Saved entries
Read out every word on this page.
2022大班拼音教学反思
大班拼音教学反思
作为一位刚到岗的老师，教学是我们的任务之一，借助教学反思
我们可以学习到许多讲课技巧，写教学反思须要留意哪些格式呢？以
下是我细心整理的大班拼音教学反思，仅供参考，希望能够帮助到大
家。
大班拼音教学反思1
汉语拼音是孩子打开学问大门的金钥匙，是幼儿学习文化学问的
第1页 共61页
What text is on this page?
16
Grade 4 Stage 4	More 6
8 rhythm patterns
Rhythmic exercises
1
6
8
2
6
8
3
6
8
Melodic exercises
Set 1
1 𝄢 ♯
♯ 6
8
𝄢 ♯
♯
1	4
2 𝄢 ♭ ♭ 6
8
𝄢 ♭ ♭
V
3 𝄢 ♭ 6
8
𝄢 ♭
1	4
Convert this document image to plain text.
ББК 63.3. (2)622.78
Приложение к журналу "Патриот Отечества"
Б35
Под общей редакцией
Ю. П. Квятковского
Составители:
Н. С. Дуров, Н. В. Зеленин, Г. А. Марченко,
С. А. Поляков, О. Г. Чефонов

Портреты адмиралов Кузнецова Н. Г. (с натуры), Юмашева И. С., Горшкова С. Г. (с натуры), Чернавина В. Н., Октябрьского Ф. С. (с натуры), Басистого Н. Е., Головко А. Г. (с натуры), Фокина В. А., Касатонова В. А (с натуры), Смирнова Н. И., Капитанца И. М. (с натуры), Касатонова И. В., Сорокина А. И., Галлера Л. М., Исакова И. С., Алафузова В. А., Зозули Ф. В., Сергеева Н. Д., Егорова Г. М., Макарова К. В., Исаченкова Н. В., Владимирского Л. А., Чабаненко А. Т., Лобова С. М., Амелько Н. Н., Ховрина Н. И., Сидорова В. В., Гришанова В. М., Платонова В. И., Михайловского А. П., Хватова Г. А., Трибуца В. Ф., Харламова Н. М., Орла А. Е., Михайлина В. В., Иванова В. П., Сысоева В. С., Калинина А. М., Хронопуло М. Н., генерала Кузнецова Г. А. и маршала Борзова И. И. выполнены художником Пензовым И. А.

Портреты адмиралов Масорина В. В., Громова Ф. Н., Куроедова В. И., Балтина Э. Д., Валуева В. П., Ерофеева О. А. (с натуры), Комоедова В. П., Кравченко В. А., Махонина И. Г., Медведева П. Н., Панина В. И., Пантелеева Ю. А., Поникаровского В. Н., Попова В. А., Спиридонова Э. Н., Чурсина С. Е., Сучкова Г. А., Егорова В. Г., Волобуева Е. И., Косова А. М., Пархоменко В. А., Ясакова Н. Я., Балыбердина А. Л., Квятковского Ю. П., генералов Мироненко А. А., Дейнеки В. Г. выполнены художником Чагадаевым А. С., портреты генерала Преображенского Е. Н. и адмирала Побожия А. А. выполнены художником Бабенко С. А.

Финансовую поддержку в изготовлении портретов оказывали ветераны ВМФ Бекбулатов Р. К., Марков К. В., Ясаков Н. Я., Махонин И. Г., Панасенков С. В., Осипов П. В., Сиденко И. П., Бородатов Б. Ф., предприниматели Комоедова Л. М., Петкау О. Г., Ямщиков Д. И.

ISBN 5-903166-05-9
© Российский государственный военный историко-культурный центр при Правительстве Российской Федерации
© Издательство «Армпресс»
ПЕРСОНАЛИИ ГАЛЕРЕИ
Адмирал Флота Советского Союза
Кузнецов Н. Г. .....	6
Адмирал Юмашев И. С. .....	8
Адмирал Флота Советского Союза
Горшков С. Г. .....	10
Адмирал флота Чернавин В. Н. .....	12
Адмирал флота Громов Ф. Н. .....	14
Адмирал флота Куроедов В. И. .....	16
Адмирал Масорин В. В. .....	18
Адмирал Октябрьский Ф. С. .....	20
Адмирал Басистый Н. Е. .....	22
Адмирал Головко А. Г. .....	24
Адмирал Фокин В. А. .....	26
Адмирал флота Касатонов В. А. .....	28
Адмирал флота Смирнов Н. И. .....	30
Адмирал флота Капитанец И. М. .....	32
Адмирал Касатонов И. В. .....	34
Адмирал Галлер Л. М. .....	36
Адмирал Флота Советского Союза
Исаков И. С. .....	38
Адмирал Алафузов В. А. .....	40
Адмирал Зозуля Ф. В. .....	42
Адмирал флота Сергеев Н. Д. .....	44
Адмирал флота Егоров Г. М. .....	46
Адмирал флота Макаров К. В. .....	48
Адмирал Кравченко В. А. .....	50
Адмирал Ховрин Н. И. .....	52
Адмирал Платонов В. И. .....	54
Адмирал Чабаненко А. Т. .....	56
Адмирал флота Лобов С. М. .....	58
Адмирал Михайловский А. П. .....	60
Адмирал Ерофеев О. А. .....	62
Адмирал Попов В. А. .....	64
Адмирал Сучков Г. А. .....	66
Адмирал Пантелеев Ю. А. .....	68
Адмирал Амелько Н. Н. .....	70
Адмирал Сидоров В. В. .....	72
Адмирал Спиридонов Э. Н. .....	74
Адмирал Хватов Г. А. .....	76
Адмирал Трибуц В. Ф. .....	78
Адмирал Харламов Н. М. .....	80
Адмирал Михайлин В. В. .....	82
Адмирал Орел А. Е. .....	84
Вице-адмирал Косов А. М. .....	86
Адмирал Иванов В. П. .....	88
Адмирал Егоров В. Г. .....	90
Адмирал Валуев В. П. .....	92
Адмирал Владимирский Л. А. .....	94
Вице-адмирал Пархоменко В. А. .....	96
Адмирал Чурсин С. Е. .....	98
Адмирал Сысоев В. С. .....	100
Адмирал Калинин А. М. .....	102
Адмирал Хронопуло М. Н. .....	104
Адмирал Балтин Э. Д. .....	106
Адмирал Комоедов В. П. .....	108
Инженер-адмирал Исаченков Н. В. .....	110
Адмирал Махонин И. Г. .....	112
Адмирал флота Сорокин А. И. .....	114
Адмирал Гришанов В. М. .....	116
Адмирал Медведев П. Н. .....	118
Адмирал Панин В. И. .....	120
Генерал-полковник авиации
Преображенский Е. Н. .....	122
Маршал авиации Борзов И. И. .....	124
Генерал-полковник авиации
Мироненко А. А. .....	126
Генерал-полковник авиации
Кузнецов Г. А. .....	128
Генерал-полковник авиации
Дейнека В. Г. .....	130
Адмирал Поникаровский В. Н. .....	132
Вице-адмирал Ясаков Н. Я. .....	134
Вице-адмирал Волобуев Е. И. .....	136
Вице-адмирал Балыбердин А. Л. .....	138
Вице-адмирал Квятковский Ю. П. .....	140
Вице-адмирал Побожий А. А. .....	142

#### WHAT THE TASK REQUIRES
Select every line above that contains the word "Вице", and copy it.

#### TASK OUTPUT
Вице-адмирал Косов А. М. .....	86
Вице-адмирал Пархоменко В. А. .....	96
Вице-адмирал Ясаков Н. Я. .....	134
Вице-адмирал Волобуев Е. И. .....	136
Вице-адмирал Балыбердин А. Л. .....	138
Вице-адмирал Квятковский Ю. П. .....	140
Вице-адмирал Побожий А. А. .....	142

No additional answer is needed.